> [PROBLEM REQUIREMENTS]: Provide an exact copy of the data, excluding the images.

--- Begin DATA EXTRACT ---

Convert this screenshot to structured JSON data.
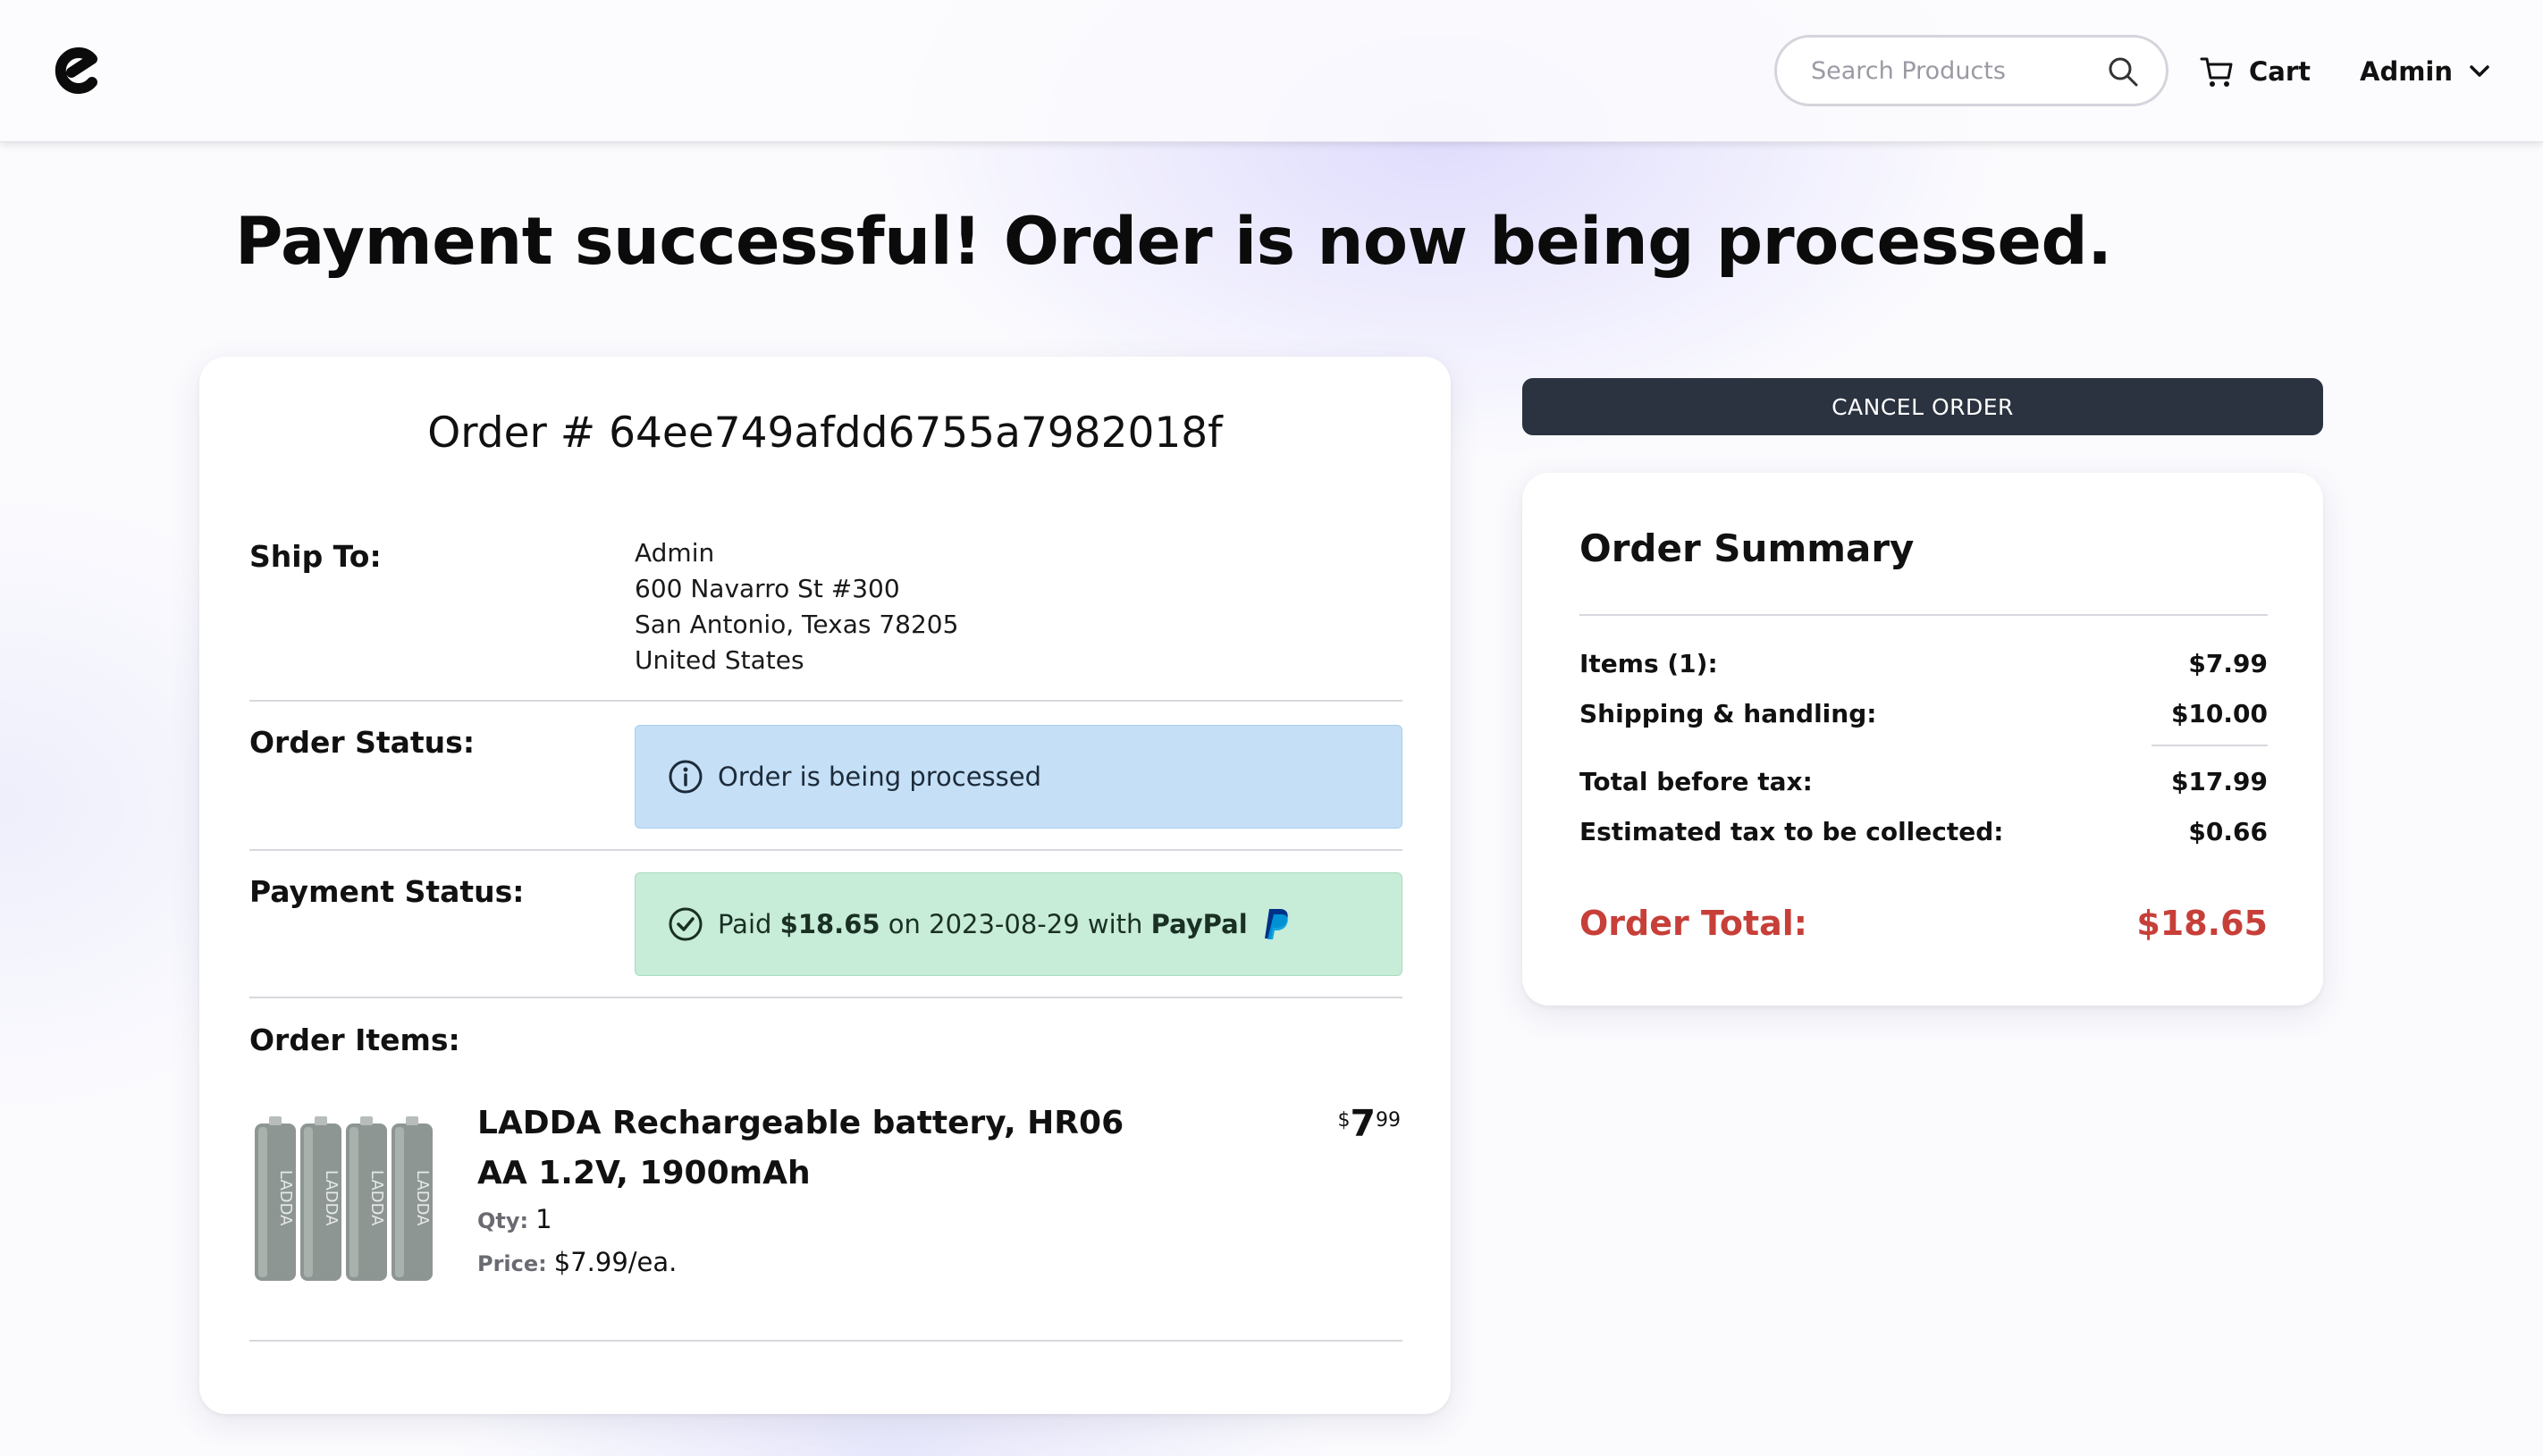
{
  "header": {
    "search_placeholder": "Search Products",
    "cart_label": "Cart",
    "user_label": "Admin"
  },
  "page_title": "Payment successful! Order is now being processed.",
  "order": {
    "number_label": "Order # 64ee749afdd6755a7982018f",
    "ship_to_label": "Ship To:",
    "address": [
      "Admin",
      "600 Navarro St #300",
      "San Antonio, Texas 78205",
      "United States"
    ],
    "status_label": "Order Status:",
    "status_text": "Order is being processed",
    "payment_label": "Payment Status:",
    "payment": {
      "paid": "Paid",
      "amount": "$18.65",
      "on_date": "on 2023-08-29 with",
      "method": "PayPal"
    },
    "items_label": "Order Items:",
    "items": [
      {
        "title": "LADDA Rechargeable battery, HR06 AA 1.2V, 1900mAh",
        "qty_key": "Qty:",
        "qty": "1",
        "price_key": "Price:",
        "unit_price": "$7.99/ea.",
        "price_currency": "$",
        "price_whole": "7",
        "price_fraction": "99",
        "image_text": "LADDA"
      }
    ]
  },
  "actions": {
    "cancel_label": "CANCEL ORDER"
  },
  "summary": {
    "title": "Order Summary",
    "rows": [
      {
        "label": "Items (1):",
        "value": "$7.99"
      },
      {
        "label": "Shipping & handling:",
        "value": "$10.00"
      },
      {
        "label": "Total before tax:",
        "value": "$17.99"
      },
      {
        "label": "Estimated tax to be collected:",
        "value": "$0.66"
      }
    ],
    "total_label": "Order Total:",
    "total_value": "$18.65"
  },
  "colors": {
    "accent_dark": "#2b3240",
    "info_bg": "#c5e0f6",
    "success_bg": "#c7ecd8",
    "total_red": "#c73f39",
    "paypal_dark": "#003087",
    "paypal_light": "#009cde"
  },
  "icons": {
    "logo": "e-logo",
    "search": "search-icon",
    "cart": "cart-icon",
    "dropdown": "chevron-down-icon",
    "info": "info-icon",
    "check": "check-circle-icon",
    "paypal": "paypal-icon"
  }
}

--- End DATA EXTRACT ---

> [RESULT]:
Convert this screenshot to structured JSON data.
{
  "header": {
    "search_placeholder": "Search Products",
    "cart_label": "Cart",
    "user_label": "Admin"
  },
  "page_title": "Payment successful! Order is now being processed.",
  "order": {
    "number_label": "Order # 64ee749afdd6755a7982018f",
    "ship_to_label": "Ship To:",
    "address": [
      "Admin",
      "600 Navarro St #300",
      "San Antonio, Texas 78205",
      "United States"
    ],
    "status_label": "Order Status:",
    "status_text": "Order is being processed",
    "payment_label": "Payment Status:",
    "payment": {
      "paid": "Paid",
      "amount": "$18.65",
      "on_date": "on 2023-08-29 with",
      "method": "PayPal"
    },
    "items_label": "Order Items:",
    "items": [
      {
        "title": "LADDA Rechargeable battery, HR06 AA 1.2V, 1900mAh",
        "qty_key": "Qty:",
        "qty": "1",
        "price_key": "Price:",
        "unit_price": "$7.99/ea.",
        "price_currency": "$",
        "price_whole": "7",
        "price_fraction": "99",
        "image_text": "LADDA"
      }
    ]
  },
  "actions": {
    "cancel_label": "CANCEL ORDER"
  },
  "summary": {
    "title": "Order Summary",
    "rows": [
      {
        "label": "Items (1):",
        "value": "$7.99"
      },
      {
        "label": "Shipping & handling:",
        "value": "$10.00"
      },
      {
        "label": "Total before tax:",
        "value": "$17.99"
      },
      {
        "label": "Estimated tax to be collected:",
        "value": "$0.66"
      }
    ],
    "total_label": "Order Total:",
    "total_value": "$18.65"
  },
  "colors": {
    "accent_dark": "#2b3240",
    "info_bg": "#c5e0f6",
    "success_bg": "#c7ecd8",
    "total_red": "#c73f39",
    "paypal_dark": "#003087",
    "paypal_light": "#009cde"
  },
  "icons": {
    "logo": "e-logo",
    "search": "search-icon",
    "cart": "cart-icon",
    "dropdown": "chevron-down-icon",
    "info": "info-icon",
    "check": "check-circle-icon",
    "paypal": "paypal-icon"
  }
}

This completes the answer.